═════ Available data

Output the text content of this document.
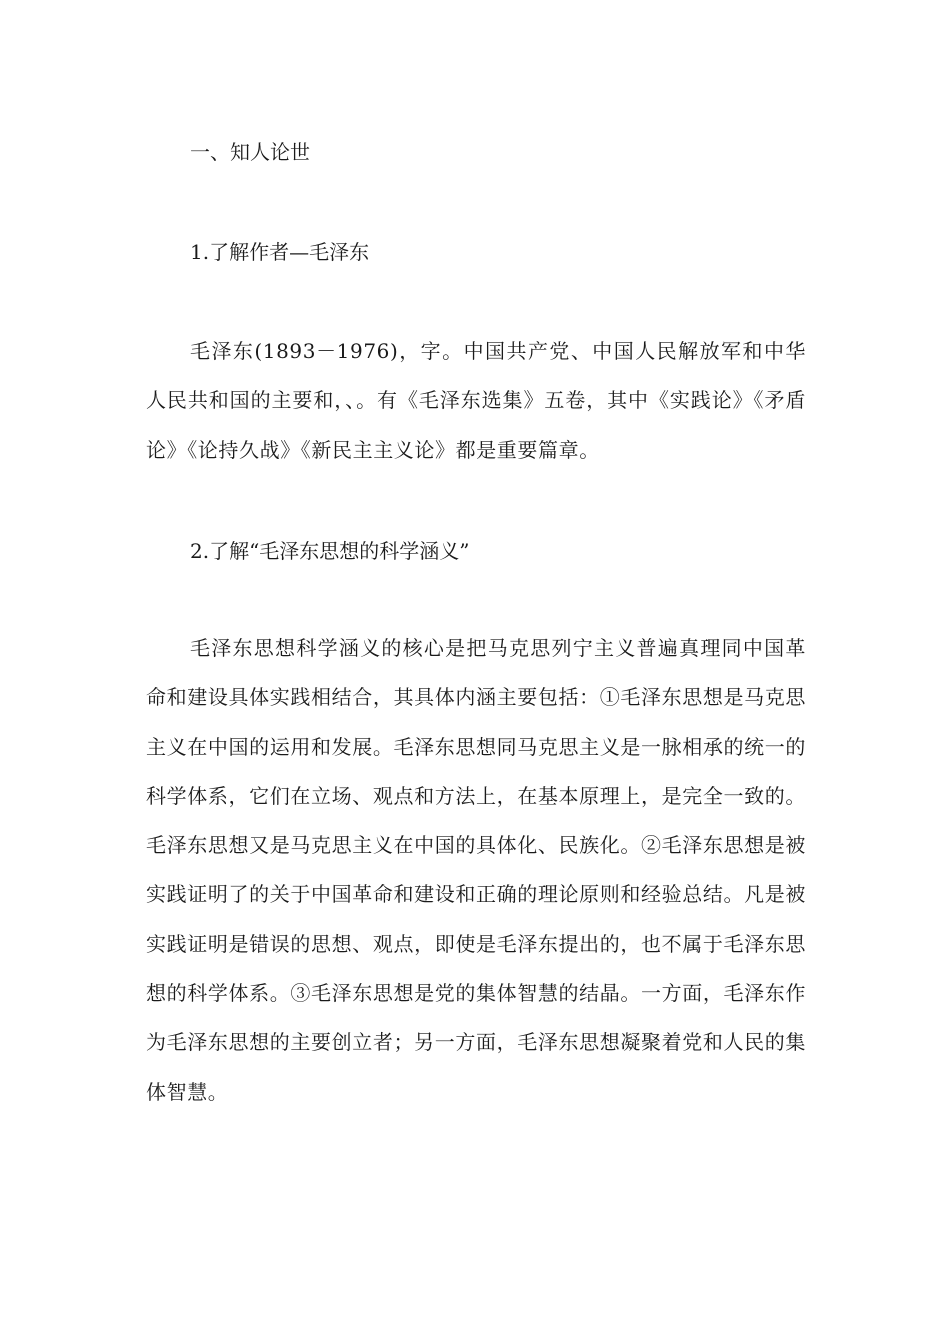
一、知人论世
1.了解作者—毛泽东

毛泽东(1893－1976)，字。中国共产党、中国人民解放军和中华人民共和国的主要和，、。有《毛泽东选集》五卷，其中《实践论》《矛盾论》《论持久战》《新民主主义论》都是重要篇章。

2.了解“毛泽东思想的科学涵义”

毛泽东思想科学涵义的核心是把马克思列宁主义普遍真理同中国革命和建设具体实践相结合，其具体内涵主要包括：①毛泽东思想是马克思主义在中国的运用和发展。毛泽东思想同马克思主义是一脉相承的统一的科学体系，它们在立场、观点和方法上，在基本原理上，是完全一致的。毛泽东思想又是马克思主义在中国的具体化、民族化。②毛泽东思想是被实践证明了的关于中国革命和建设和正确的理论原则和经验总结。凡是被实践证明是错误的思想、观点，即使是毛泽东提出的，也不属于毛泽东思想的科学体系。③毛泽东思想是党的集体智慧的结晶。一方面，毛泽东作为毛泽东思想的主要创立者；另一方面，毛泽东思想凝聚着党和人民的集体智慧。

══════════

Required task —
Transcribe every line from the records above without alteration, and leave out the images.

Output of the exercise —
Output the text content of this document.
一、知人论世
1.了解作者—毛泽东

毛泽东(1893－1976)，字。中国共产党、中国人民解放军和中华人民共和国的主要和，、。有《毛泽东选集》五卷，其中《实践论》《矛盾论》《论持久战》《新民主主义论》都是重要篇章。

2.了解“毛泽东思想的科学涵义”

毛泽东思想科学涵义的核心是把马克思列宁主义普遍真理同中国革命和建设具体实践相结合，其具体内涵主要包括：①毛泽东思想是马克思主义在中国的运用和发展。毛泽东思想同马克思主义是一脉相承的统一的科学体系，它们在立场、观点和方法上，在基本原理上，是完全一致的。毛泽东思想又是马克思主义在中国的具体化、民族化。②毛泽东思想是被实践证明了的关于中国革命和建设和正确的理论原则和经验总结。凡是被实践证明是错误的思想、观点，即使是毛泽东提出的，也不属于毛泽东思想的科学体系。③毛泽东思想是党的集体智慧的结晶。一方面，毛泽东作为毛泽东思想的主要创立者；另一方面，毛泽东思想凝聚着党和人民的集体智慧。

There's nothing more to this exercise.